◆ **Provided data**:
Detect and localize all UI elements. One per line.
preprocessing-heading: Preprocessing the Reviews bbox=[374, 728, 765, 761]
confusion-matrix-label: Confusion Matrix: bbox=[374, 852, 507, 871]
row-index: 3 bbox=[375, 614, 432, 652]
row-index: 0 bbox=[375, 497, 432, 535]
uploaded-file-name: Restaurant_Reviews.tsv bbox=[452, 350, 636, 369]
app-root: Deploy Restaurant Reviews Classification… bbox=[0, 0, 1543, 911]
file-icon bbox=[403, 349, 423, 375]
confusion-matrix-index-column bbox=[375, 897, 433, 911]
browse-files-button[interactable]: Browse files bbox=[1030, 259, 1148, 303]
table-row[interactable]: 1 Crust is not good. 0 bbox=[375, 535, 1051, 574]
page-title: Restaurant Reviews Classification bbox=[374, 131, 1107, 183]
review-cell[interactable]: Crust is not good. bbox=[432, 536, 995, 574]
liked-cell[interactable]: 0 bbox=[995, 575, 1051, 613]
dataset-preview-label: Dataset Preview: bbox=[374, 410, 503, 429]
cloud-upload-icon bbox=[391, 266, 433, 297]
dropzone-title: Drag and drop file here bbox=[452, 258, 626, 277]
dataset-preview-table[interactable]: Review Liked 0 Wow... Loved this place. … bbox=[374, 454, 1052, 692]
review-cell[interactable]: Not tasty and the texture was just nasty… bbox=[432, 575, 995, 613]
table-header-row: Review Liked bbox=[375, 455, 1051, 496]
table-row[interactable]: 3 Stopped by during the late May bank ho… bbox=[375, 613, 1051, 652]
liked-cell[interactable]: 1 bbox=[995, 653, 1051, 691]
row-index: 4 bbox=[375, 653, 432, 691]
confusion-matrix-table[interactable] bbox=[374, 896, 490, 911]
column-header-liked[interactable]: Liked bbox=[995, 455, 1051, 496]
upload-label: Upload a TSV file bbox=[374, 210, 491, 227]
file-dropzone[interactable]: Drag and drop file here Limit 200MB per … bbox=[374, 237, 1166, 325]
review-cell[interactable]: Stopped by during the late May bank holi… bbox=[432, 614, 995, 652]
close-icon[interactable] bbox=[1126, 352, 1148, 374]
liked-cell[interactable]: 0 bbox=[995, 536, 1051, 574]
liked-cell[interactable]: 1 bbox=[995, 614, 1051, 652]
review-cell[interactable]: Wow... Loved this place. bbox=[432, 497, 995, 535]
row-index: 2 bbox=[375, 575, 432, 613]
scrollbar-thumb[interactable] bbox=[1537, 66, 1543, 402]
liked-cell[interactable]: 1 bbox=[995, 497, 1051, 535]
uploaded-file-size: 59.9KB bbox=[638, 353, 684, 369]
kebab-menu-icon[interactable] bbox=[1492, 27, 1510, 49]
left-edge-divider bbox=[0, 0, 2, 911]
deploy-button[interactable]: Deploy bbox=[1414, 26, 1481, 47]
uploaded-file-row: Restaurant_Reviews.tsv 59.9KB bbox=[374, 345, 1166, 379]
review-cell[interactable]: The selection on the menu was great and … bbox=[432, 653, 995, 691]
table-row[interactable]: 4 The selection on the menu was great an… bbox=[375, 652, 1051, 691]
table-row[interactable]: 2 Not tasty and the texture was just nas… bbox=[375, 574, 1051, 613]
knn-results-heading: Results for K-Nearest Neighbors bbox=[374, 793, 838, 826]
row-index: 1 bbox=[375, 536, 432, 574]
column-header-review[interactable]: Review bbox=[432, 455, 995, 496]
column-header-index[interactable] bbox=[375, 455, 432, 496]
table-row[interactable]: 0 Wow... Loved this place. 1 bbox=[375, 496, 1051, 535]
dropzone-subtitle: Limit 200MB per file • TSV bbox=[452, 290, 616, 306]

◆ **Task statement**:
Please copy the data above line for line, with no changes.

◆ **Expected answer**:
Detect and localize all UI elements. One per line.
preprocessing-heading: Preprocessing the Reviews bbox=[374, 728, 765, 761]
confusion-matrix-label: Confusion Matrix: bbox=[374, 852, 507, 871]
row-index: 3 bbox=[375, 614, 432, 652]
row-index: 0 bbox=[375, 497, 432, 535]
uploaded-file-name: Restaurant_Reviews.tsv bbox=[452, 350, 636, 369]
app-root: Deploy Restaurant Reviews Classification… bbox=[0, 0, 1543, 911]
file-icon bbox=[403, 349, 423, 375]
confusion-matrix-index-column bbox=[375, 897, 433, 911]
browse-files-button[interactable]: Browse files bbox=[1030, 259, 1148, 303]
table-row[interactable]: 1 Crust is not good. 0 bbox=[375, 535, 1051, 574]
page-title: Restaurant Reviews Classification bbox=[374, 131, 1107, 183]
review-cell[interactable]: Crust is not good. bbox=[432, 536, 995, 574]
liked-cell[interactable]: 0 bbox=[995, 575, 1051, 613]
dataset-preview-label: Dataset Preview: bbox=[374, 410, 503, 429]
cloud-upload-icon bbox=[391, 266, 433, 297]
dropzone-title: Drag and drop file here bbox=[452, 258, 626, 277]
dataset-preview-table[interactable]: Review Liked 0 Wow... Loved this place. … bbox=[374, 454, 1052, 692]
review-cell[interactable]: Not tasty and the texture was just nasty… bbox=[432, 575, 995, 613]
table-header-row: Review Liked bbox=[375, 455, 1051, 496]
table-row[interactable]: 3 Stopped by during the late May bank ho… bbox=[375, 613, 1051, 652]
liked-cell[interactable]: 1 bbox=[995, 653, 1051, 691]
row-index: 4 bbox=[375, 653, 432, 691]
confusion-matrix-table[interactable] bbox=[374, 896, 490, 911]
column-header-liked[interactable]: Liked bbox=[995, 455, 1051, 496]
upload-label: Upload a TSV file bbox=[374, 210, 491, 227]
file-dropzone[interactable]: Drag and drop file here Limit 200MB per … bbox=[374, 237, 1166, 325]
review-cell[interactable]: Stopped by during the late May bank holi… bbox=[432, 614, 995, 652]
close-icon[interactable] bbox=[1126, 352, 1148, 374]
liked-cell[interactable]: 0 bbox=[995, 536, 1051, 574]
liked-cell[interactable]: 1 bbox=[995, 614, 1051, 652]
review-cell[interactable]: Wow... Loved this place. bbox=[432, 497, 995, 535]
row-index: 2 bbox=[375, 575, 432, 613]
scrollbar-thumb[interactable] bbox=[1537, 66, 1543, 402]
liked-cell[interactable]: 1 bbox=[995, 497, 1051, 535]
uploaded-file-size: 59.9KB bbox=[638, 353, 684, 369]
kebab-menu-icon[interactable] bbox=[1492, 27, 1510, 49]
left-edge-divider bbox=[0, 0, 2, 911]
deploy-button[interactable]: Deploy bbox=[1414, 26, 1481, 47]
uploaded-file-row: Restaurant_Reviews.tsv 59.9KB bbox=[374, 345, 1166, 379]
review-cell[interactable]: The selection on the menu was great and … bbox=[432, 653, 995, 691]
table-row[interactable]: 4 The selection on the menu was great an… bbox=[375, 652, 1051, 691]
table-row[interactable]: 2 Not tasty and the texture was just nas… bbox=[375, 574, 1051, 613]
knn-results-heading: Results for K-Nearest Neighbors bbox=[374, 793, 838, 826]
row-index: 1 bbox=[375, 536, 432, 574]
column-header-review[interactable]: Review bbox=[432, 455, 995, 496]
column-header-index[interactable] bbox=[375, 455, 432, 496]
table-row[interactable]: 0 Wow... Loved this place. 1 bbox=[375, 496, 1051, 535]
dropzone-subtitle: Limit 200MB per file • TSV bbox=[452, 290, 616, 306]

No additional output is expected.